Written problem
Make an exact copy of the records, dropping all pictures.
----- Data for this exercise
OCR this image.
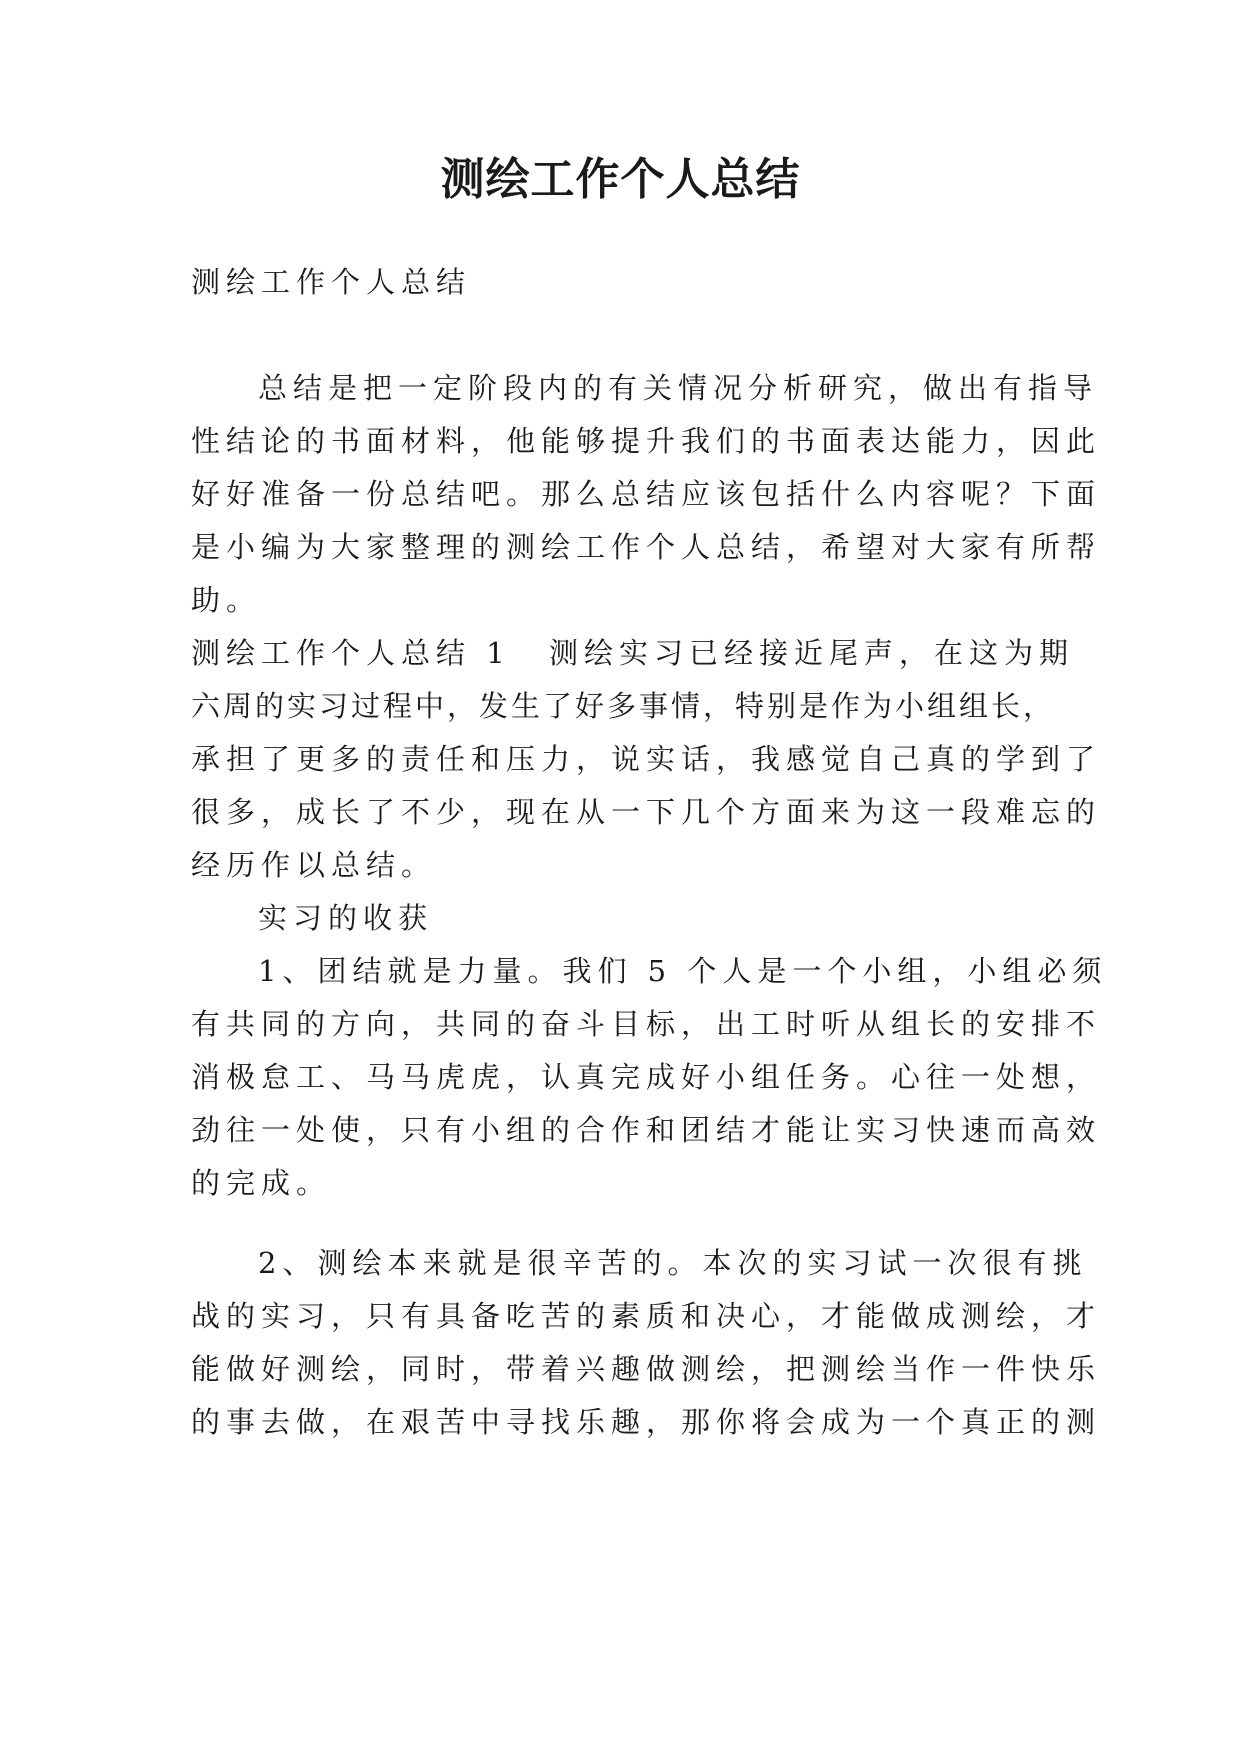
测绘工作个人总结
测绘工作个人总结
总结是把一定阶段内的有关情况分析研究，做出有指导
性结论的书面材料，他能够提升我们的书面表达能力，因此
好好准备一份总结吧。那么总结应该包括什么内容呢？下面
是小编为大家整理的测绘工作个人总结，希望对大家有所帮
助。
测绘工作个人总结 1 测绘实习已经接近尾声，在这为期
六周的实习过程中，发生了好多事情，特别是作为小组组长，
承担了更多的责任和压力，说实话，我感觉自己真的学到了
很多，成长了不少，现在从一下几个方面来为这一段难忘的
经历作以总结。
实习的收获
1、团结就是力量。我们 5 个人是一个小组，小组必须
有共同的方向，共同的奋斗目标，出工时听从组长的安排不
消极怠工、马马虎虎，认真完成好小组任务。心往一处想，
劲往一处使，只有小组的合作和团结才能让实习快速而高效
的完成。
2、测绘本来就是很辛苦的。本次的实习试一次很有挑
战的实习，只有具备吃苦的素质和决心，才能做成测绘，才
能做好测绘，同时，带着兴趣做测绘，把测绘当作一件快乐
的事去做，在艰苦中寻找乐趣，那你将会成为一个真正的测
----------
Solved exercise
OCR this image.
测绘工作个人总结
测绘工作个人总结
总结是把一定阶段内的有关情况分析研究，做出有指导
性结论的书面材料，他能够提升我们的书面表达能力，因此
好好准备一份总结吧。那么总结应该包括什么内容呢？下面
是小编为大家整理的测绘工作个人总结，希望对大家有所帮
助。
测绘工作个人总结 1 测绘实习已经接近尾声，在这为期
六周的实习过程中，发生了好多事情，特别是作为小组组长，
承担了更多的责任和压力，说实话，我感觉自己真的学到了
很多，成长了不少，现在从一下几个方面来为这一段难忘的
经历作以总结。
实习的收获
1、团结就是力量。我们 5 个人是一个小组，小组必须
有共同的方向，共同的奋斗目标，出工时听从组长的安排不
消极怠工、马马虎虎，认真完成好小组任务。心往一处想，
劲往一处使，只有小组的合作和团结才能让实习快速而高效
的完成。
2、测绘本来就是很辛苦的。本次的实习试一次很有挑
战的实习，只有具备吃苦的素质和决心，才能做成测绘，才
能做好测绘，同时，带着兴趣做测绘，把测绘当作一件快乐
的事去做，在艰苦中寻找乐趣，那你将会成为一个真正的测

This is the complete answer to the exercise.